:: GOAL ::
Your task is to print every entry below exactly as given.

┌─ INPUT MATERIAL

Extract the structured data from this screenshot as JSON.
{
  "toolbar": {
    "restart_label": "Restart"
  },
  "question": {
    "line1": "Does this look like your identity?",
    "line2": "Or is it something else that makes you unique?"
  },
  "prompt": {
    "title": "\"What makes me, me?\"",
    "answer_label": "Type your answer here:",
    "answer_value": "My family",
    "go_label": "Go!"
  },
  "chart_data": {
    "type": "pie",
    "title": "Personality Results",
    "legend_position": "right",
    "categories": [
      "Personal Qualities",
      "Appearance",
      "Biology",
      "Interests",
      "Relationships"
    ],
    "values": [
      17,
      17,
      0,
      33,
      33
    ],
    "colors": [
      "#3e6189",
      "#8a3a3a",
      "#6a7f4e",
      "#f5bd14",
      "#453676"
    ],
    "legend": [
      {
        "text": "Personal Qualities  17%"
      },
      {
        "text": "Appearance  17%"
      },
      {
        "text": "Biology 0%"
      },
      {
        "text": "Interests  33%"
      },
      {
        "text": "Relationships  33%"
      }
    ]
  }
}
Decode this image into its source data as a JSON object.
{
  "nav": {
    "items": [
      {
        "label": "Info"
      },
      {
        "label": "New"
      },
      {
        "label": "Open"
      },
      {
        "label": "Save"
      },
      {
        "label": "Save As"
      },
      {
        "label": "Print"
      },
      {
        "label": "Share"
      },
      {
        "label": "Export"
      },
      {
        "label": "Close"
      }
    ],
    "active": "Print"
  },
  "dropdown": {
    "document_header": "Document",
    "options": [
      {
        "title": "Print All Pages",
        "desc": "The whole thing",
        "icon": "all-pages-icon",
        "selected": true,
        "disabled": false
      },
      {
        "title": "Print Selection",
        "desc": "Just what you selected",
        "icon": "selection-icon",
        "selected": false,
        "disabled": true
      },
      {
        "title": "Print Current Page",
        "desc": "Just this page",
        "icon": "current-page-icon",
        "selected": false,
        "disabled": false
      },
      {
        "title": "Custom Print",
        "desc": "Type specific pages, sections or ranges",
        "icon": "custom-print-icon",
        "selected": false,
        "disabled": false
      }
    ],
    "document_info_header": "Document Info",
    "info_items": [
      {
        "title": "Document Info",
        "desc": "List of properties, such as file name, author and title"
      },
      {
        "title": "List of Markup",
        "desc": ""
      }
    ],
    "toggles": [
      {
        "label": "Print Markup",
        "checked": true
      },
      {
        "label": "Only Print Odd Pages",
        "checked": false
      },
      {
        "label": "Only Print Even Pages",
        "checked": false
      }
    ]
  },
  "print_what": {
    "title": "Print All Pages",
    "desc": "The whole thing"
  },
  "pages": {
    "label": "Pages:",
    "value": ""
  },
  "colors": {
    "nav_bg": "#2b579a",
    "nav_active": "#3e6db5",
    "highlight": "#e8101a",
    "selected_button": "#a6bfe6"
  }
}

└─

:: COMPLETE ANSWER ::
Extract the structured data from this screenshot as JSON.
{
  "toolbar": {
    "restart_label": "Restart"
  },
  "question": {
    "line1": "Does this look like your identity?",
    "line2": "Or is it something else that makes you unique?"
  },
  "prompt": {
    "title": "\"What makes me, me?\"",
    "answer_label": "Type your answer here:",
    "answer_value": "My family",
    "go_label": "Go!"
  },
  "chart_data": {
    "type": "pie",
    "title": "Personality Results",
    "legend_position": "right",
    "categories": [
      "Personal Qualities",
      "Appearance",
      "Biology",
      "Interests",
      "Relationships"
    ],
    "values": [
      17,
      17,
      0,
      33,
      33
    ],
    "colors": [
      "#3e6189",
      "#8a3a3a",
      "#6a7f4e",
      "#f5bd14",
      "#453676"
    ],
    "legend": [
      {
        "text": "Personal Qualities  17%"
      },
      {
        "text": "Appearance  17%"
      },
      {
        "text": "Biology 0%"
      },
      {
        "text": "Interests  33%"
      },
      {
        "text": "Relationships  33%"
      }
    ]
  }
}
Decode this image into its source data as a JSON object.
{
  "nav": {
    "items": [
      {
        "label": "Info"
      },
      {
        "label": "New"
      },
      {
        "label": "Open"
      },
      {
        "label": "Save"
      },
      {
        "label": "Save As"
      },
      {
        "label": "Print"
      },
      {
        "label": "Share"
      },
      {
        "label": "Export"
      },
      {
        "label": "Close"
      }
    ],
    "active": "Print"
  },
  "dropdown": {
    "document_header": "Document",
    "options": [
      {
        "title": "Print All Pages",
        "desc": "The whole thing",
        "icon": "all-pages-icon",
        "selected": true,
        "disabled": false
      },
      {
        "title": "Print Selection",
        "desc": "Just what you selected",
        "icon": "selection-icon",
        "selected": false,
        "disabled": true
      },
      {
        "title": "Print Current Page",
        "desc": "Just this page",
        "icon": "current-page-icon",
        "selected": false,
        "disabled": false
      },
      {
        "title": "Custom Print",
        "desc": "Type specific pages, sections or ranges",
        "icon": "custom-print-icon",
        "selected": false,
        "disabled": false
      }
    ],
    "document_info_header": "Document Info",
    "info_items": [
      {
        "title": "Document Info",
        "desc": "List of properties, such as file name, author and title"
      },
      {
        "title": "List of Markup",
        "desc": ""
      }
    ],
    "toggles": [
      {
        "label": "Print Markup",
        "checked": true
      },
      {
        "label": "Only Print Odd Pages",
        "checked": false
      },
      {
        "label": "Only Print Even Pages",
        "checked": false
      }
    ]
  },
  "print_what": {
    "title": "Print All Pages",
    "desc": "The whole thing"
  },
  "pages": {
    "label": "Pages:",
    "value": ""
  },
  "colors": {
    "nav_bg": "#2b579a",
    "nav_active": "#3e6db5",
    "highlight": "#e8101a",
    "selected_button": "#a6bfe6"
  }
}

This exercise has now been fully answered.